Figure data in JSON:
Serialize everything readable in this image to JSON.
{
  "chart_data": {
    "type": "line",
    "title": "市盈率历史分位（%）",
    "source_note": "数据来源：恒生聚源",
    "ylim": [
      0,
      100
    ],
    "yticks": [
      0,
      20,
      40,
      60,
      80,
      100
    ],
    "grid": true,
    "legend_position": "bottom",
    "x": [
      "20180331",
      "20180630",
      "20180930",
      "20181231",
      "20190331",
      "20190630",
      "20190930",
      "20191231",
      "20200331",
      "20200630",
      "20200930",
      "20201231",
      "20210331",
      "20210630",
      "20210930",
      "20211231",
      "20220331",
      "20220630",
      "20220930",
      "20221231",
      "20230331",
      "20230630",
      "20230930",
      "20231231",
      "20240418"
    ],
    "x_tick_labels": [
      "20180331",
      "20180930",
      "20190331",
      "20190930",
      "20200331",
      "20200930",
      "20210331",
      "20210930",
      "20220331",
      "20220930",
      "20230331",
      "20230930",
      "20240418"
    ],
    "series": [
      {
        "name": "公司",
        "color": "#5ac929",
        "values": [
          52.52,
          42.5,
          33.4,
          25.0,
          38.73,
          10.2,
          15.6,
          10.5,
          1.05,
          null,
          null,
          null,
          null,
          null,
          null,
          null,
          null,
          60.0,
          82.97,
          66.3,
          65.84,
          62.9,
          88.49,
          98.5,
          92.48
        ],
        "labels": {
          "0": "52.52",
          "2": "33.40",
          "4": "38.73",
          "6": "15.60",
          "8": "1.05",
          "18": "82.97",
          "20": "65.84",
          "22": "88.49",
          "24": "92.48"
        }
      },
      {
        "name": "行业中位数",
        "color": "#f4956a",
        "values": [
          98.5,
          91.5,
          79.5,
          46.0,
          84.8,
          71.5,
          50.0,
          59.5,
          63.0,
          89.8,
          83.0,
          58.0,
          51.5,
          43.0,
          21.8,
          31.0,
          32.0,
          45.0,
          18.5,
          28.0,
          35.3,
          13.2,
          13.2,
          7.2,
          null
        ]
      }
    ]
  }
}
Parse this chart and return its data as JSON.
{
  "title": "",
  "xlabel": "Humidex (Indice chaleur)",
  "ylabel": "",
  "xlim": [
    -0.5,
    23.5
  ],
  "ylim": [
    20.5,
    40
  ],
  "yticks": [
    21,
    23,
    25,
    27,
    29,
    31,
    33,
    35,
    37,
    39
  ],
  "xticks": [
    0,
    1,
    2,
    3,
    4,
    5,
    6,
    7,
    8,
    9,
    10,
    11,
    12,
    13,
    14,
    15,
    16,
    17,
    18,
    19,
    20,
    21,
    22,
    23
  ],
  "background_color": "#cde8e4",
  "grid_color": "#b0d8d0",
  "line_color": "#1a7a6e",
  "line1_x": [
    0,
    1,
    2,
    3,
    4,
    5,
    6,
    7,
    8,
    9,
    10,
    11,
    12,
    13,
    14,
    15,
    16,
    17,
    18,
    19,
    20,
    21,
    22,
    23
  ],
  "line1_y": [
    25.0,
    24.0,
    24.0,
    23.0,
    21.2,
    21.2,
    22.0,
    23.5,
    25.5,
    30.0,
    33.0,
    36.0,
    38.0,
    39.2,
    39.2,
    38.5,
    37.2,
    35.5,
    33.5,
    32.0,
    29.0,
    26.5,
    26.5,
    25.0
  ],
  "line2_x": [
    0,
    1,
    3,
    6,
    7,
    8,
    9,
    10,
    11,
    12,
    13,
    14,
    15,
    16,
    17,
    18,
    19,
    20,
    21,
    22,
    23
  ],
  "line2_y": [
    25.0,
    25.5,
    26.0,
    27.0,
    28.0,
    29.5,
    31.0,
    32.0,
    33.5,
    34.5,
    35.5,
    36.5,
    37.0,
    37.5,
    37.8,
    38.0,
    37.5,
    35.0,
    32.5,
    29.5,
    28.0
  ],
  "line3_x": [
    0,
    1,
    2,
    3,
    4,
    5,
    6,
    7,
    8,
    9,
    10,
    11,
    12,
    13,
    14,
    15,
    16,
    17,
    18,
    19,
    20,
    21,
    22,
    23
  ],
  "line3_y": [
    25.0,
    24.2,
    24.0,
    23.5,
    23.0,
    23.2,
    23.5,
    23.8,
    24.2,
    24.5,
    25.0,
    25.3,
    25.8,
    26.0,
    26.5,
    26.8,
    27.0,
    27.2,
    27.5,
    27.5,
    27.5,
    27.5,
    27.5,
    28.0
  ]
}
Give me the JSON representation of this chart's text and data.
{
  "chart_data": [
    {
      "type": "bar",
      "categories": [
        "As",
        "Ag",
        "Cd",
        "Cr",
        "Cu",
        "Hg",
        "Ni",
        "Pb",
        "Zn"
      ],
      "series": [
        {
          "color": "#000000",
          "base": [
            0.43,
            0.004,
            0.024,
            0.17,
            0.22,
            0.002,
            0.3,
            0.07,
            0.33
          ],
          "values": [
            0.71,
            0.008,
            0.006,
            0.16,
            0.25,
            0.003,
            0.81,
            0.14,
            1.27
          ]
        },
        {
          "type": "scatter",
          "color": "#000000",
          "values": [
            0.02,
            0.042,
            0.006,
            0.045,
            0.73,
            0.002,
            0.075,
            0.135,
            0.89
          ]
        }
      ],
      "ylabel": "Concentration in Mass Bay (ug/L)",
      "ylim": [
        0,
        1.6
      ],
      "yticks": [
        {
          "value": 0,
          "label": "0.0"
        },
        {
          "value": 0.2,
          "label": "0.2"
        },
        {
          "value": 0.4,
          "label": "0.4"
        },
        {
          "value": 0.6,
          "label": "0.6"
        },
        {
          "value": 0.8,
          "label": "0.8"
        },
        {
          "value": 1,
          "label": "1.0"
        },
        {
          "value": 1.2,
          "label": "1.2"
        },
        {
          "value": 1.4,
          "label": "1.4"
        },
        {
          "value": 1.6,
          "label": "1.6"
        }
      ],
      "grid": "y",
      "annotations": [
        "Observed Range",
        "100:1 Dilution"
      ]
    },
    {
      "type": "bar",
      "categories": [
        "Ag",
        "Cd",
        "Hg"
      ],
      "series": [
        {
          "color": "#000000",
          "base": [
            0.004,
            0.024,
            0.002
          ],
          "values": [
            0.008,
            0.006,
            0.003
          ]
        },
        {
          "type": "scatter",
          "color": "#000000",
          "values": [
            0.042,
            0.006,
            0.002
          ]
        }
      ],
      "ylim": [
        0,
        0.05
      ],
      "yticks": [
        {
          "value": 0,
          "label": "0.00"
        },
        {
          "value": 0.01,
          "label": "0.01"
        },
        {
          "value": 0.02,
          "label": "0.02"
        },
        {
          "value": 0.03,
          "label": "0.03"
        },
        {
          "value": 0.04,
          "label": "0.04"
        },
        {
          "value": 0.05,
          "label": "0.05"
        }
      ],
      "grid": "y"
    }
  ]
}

Your objective:
Please reproduce each line exactly as written.

Final result:
Serialize everything readable in this image to JSON.
{
  "chart_data": {
    "type": "line",
    "title": "市盈率历史分位（%）",
    "source_note": "数据来源：恒生聚源",
    "ylim": [
      0,
      100
    ],
    "yticks": [
      0,
      20,
      40,
      60,
      80,
      100
    ],
    "grid": true,
    "legend_position": "bottom",
    "x": [
      "20180331",
      "20180630",
      "20180930",
      "20181231",
      "20190331",
      "20190630",
      "20190930",
      "20191231",
      "20200331",
      "20200630",
      "20200930",
      "20201231",
      "20210331",
      "20210630",
      "20210930",
      "20211231",
      "20220331",
      "20220630",
      "20220930",
      "20221231",
      "20230331",
      "20230630",
      "20230930",
      "20231231",
      "20240418"
    ],
    "x_tick_labels": [
      "20180331",
      "20180930",
      "20190331",
      "20190930",
      "20200331",
      "20200930",
      "20210331",
      "20210930",
      "20220331",
      "20220930",
      "20230331",
      "20230930",
      "20240418"
    ],
    "series": [
      {
        "name": "公司",
        "color": "#5ac929",
        "values": [
          52.52,
          42.5,
          33.4,
          25.0,
          38.73,
          10.2,
          15.6,
          10.5,
          1.05,
          null,
          null,
          null,
          null,
          null,
          null,
          null,
          null,
          60.0,
          82.97,
          66.3,
          65.84,
          62.9,
          88.49,
          98.5,
          92.48
        ],
        "labels": {
          "0": "52.52",
          "2": "33.40",
          "4": "38.73",
          "6": "15.60",
          "8": "1.05",
          "18": "82.97",
          "20": "65.84",
          "22": "88.49",
          "24": "92.48"
        }
      },
      {
        "name": "行业中位数",
        "color": "#f4956a",
        "values": [
          98.5,
          91.5,
          79.5,
          46.0,
          84.8,
          71.5,
          50.0,
          59.5,
          63.0,
          89.8,
          83.0,
          58.0,
          51.5,
          43.0,
          21.8,
          31.0,
          32.0,
          45.0,
          18.5,
          28.0,
          35.3,
          13.2,
          13.2,
          7.2,
          null
        ]
      }
    ]
  }
}
Parse this chart and return its data as JSON.
{
  "title": "",
  "xlabel": "Humidex (Indice chaleur)",
  "ylabel": "",
  "xlim": [
    -0.5,
    23.5
  ],
  "ylim": [
    20.5,
    40
  ],
  "yticks": [
    21,
    23,
    25,
    27,
    29,
    31,
    33,
    35,
    37,
    39
  ],
  "xticks": [
    0,
    1,
    2,
    3,
    4,
    5,
    6,
    7,
    8,
    9,
    10,
    11,
    12,
    13,
    14,
    15,
    16,
    17,
    18,
    19,
    20,
    21,
    22,
    23
  ],
  "background_color": "#cde8e4",
  "grid_color": "#b0d8d0",
  "line_color": "#1a7a6e",
  "line1_x": [
    0,
    1,
    2,
    3,
    4,
    5,
    6,
    7,
    8,
    9,
    10,
    11,
    12,
    13,
    14,
    15,
    16,
    17,
    18,
    19,
    20,
    21,
    22,
    23
  ],
  "line1_y": [
    25.0,
    24.0,
    24.0,
    23.0,
    21.2,
    21.2,
    22.0,
    23.5,
    25.5,
    30.0,
    33.0,
    36.0,
    38.0,
    39.2,
    39.2,
    38.5,
    37.2,
    35.5,
    33.5,
    32.0,
    29.0,
    26.5,
    26.5,
    25.0
  ],
  "line2_x": [
    0,
    1,
    3,
    6,
    7,
    8,
    9,
    10,
    11,
    12,
    13,
    14,
    15,
    16,
    17,
    18,
    19,
    20,
    21,
    22,
    23
  ],
  "line2_y": [
    25.0,
    25.5,
    26.0,
    27.0,
    28.0,
    29.5,
    31.0,
    32.0,
    33.5,
    34.5,
    35.5,
    36.5,
    37.0,
    37.5,
    37.8,
    38.0,
    37.5,
    35.0,
    32.5,
    29.5,
    28.0
  ],
  "line3_x": [
    0,
    1,
    2,
    3,
    4,
    5,
    6,
    7,
    8,
    9,
    10,
    11,
    12,
    13,
    14,
    15,
    16,
    17,
    18,
    19,
    20,
    21,
    22,
    23
  ],
  "line3_y": [
    25.0,
    24.2,
    24.0,
    23.5,
    23.0,
    23.2,
    23.5,
    23.8,
    24.2,
    24.5,
    25.0,
    25.3,
    25.8,
    26.0,
    26.5,
    26.8,
    27.0,
    27.2,
    27.5,
    27.5,
    27.5,
    27.5,
    27.5,
    28.0
  ]
}
Give me the JSON representation of this chart's text and data.
{
  "chart_data": [
    {
      "type": "bar",
      "categories": [
        "As",
        "Ag",
        "Cd",
        "Cr",
        "Cu",
        "Hg",
        "Ni",
        "Pb",
        "Zn"
      ],
      "series": [
        {
          "color": "#000000",
          "base": [
            0.43,
            0.004,
            0.024,
            0.17,
            0.22,
            0.002,
            0.3,
            0.07,
            0.33
          ],
          "values": [
            0.71,
            0.008,
            0.006,
            0.16,
            0.25,
            0.003,
            0.81,
            0.14,
            1.27
          ]
        },
        {
          "type": "scatter",
          "color": "#000000",
          "values": [
            0.02,
            0.042,
            0.006,
            0.045,
            0.73,
            0.002,
            0.075,
            0.135,
            0.89
          ]
        }
      ],
      "ylabel": "Concentration in Mass Bay (ug/L)",
      "ylim": [
        0,
        1.6
      ],
      "yticks": [
        {
          "value": 0,
          "label": "0.0"
        },
        {
          "value": 0.2,
          "label": "0.2"
        },
        {
          "value": 0.4,
          "label": "0.4"
        },
        {
          "value": 0.6,
          "label": "0.6"
        },
        {
          "value": 0.8,
          "label": "0.8"
        },
        {
          "value": 1,
          "label": "1.0"
        },
        {
          "value": 1.2,
          "label": "1.2"
        },
        {
          "value": 1.4,
          "label": "1.4"
        },
        {
          "value": 1.6,
          "label": "1.6"
        }
      ],
      "grid": "y",
      "annotations": [
        "Observed Range",
        "100:1 Dilution"
      ]
    },
    {
      "type": "bar",
      "categories": [
        "Ag",
        "Cd",
        "Hg"
      ],
      "series": [
        {
          "color": "#000000",
          "base": [
            0.004,
            0.024,
            0.002
          ],
          "values": [
            0.008,
            0.006,
            0.003
          ]
        },
        {
          "type": "scatter",
          "color": "#000000",
          "values": [
            0.042,
            0.006,
            0.002
          ]
        }
      ],
      "ylim": [
        0,
        0.05
      ],
      "yticks": [
        {
          "value": 0,
          "label": "0.00"
        },
        {
          "value": 0.01,
          "label": "0.01"
        },
        {
          "value": 0.02,
          "label": "0.02"
        },
        {
          "value": 0.03,
          "label": "0.03"
        },
        {
          "value": 0.04,
          "label": "0.04"
        },
        {
          "value": 0.05,
          "label": "0.05"
        }
      ],
      "grid": "y"
    }
  ]
}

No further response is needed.